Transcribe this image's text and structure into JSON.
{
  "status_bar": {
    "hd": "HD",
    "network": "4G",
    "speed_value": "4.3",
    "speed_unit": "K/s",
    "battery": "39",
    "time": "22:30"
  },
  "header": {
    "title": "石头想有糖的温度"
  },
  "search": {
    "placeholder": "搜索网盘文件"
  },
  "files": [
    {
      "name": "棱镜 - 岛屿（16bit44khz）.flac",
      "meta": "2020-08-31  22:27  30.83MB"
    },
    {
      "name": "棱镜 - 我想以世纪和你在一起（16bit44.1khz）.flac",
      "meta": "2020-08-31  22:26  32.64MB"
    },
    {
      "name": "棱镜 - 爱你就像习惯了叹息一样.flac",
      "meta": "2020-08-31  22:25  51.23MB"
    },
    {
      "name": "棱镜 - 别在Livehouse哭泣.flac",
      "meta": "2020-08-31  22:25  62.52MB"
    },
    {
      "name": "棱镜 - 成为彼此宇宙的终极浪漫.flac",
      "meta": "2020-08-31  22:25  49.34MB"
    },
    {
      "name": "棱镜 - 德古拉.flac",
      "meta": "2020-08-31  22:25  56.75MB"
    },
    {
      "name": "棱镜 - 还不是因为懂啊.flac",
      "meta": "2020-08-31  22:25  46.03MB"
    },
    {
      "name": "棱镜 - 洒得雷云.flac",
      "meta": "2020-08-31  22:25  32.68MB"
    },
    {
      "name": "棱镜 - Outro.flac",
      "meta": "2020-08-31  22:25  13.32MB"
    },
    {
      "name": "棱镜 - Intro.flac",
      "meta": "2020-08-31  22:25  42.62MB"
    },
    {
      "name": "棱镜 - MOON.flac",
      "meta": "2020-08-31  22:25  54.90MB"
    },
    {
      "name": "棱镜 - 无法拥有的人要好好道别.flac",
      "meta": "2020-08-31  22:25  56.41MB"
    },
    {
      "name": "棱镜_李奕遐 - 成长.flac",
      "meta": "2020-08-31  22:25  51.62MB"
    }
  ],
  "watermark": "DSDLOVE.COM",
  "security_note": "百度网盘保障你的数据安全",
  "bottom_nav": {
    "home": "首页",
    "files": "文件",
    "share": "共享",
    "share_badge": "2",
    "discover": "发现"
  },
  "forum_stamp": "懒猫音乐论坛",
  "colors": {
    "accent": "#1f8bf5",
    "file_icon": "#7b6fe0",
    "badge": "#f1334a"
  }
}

## THE TASK
Extract each line of the listing above, copying it word for word.

## SOLUTION TO THIS EXERCISE
Transcribe this image's text and structure into JSON.
{
  "status_bar": {
    "hd": "HD",
    "network": "4G",
    "speed_value": "4.3",
    "speed_unit": "K/s",
    "battery": "39",
    "time": "22:30"
  },
  "header": {
    "title": "石头想有糖的温度"
  },
  "search": {
    "placeholder": "搜索网盘文件"
  },
  "files": [
    {
      "name": "棱镜 - 岛屿（16bit44khz）.flac",
      "meta": "2020-08-31  22:27  30.83MB"
    },
    {
      "name": "棱镜 - 我想以世纪和你在一起（16bit44.1khz）.flac",
      "meta": "2020-08-31  22:26  32.64MB"
    },
    {
      "name": "棱镜 - 爱你就像习惯了叹息一样.flac",
      "meta": "2020-08-31  22:25  51.23MB"
    },
    {
      "name": "棱镜 - 别在Livehouse哭泣.flac",
      "meta": "2020-08-31  22:25  62.52MB"
    },
    {
      "name": "棱镜 - 成为彼此宇宙的终极浪漫.flac",
      "meta": "2020-08-31  22:25  49.34MB"
    },
    {
      "name": "棱镜 - 德古拉.flac",
      "meta": "2020-08-31  22:25  56.75MB"
    },
    {
      "name": "棱镜 - 还不是因为懂啊.flac",
      "meta": "2020-08-31  22:25  46.03MB"
    },
    {
      "name": "棱镜 - 洒得雷云.flac",
      "meta": "2020-08-31  22:25  32.68MB"
    },
    {
      "name": "棱镜 - Outro.flac",
      "meta": "2020-08-31  22:25  13.32MB"
    },
    {
      "name": "棱镜 - Intro.flac",
      "meta": "2020-08-31  22:25  42.62MB"
    },
    {
      "name": "棱镜 - MOON.flac",
      "meta": "2020-08-31  22:25  54.90MB"
    },
    {
      "name": "棱镜 - 无法拥有的人要好好道别.flac",
      "meta": "2020-08-31  22:25  56.41MB"
    },
    {
      "name": "棱镜_李奕遐 - 成长.flac",
      "meta": "2020-08-31  22:25  51.62MB"
    }
  ],
  "watermark": "DSDLOVE.COM",
  "security_note": "百度网盘保障你的数据安全",
  "bottom_nav": {
    "home": "首页",
    "files": "文件",
    "share": "共享",
    "share_badge": "2",
    "discover": "发现"
  },
  "forum_stamp": "懒猫音乐论坛",
  "colors": {
    "accent": "#1f8bf5",
    "file_icon": "#7b6fe0",
    "badge": "#f1334a"
  }
}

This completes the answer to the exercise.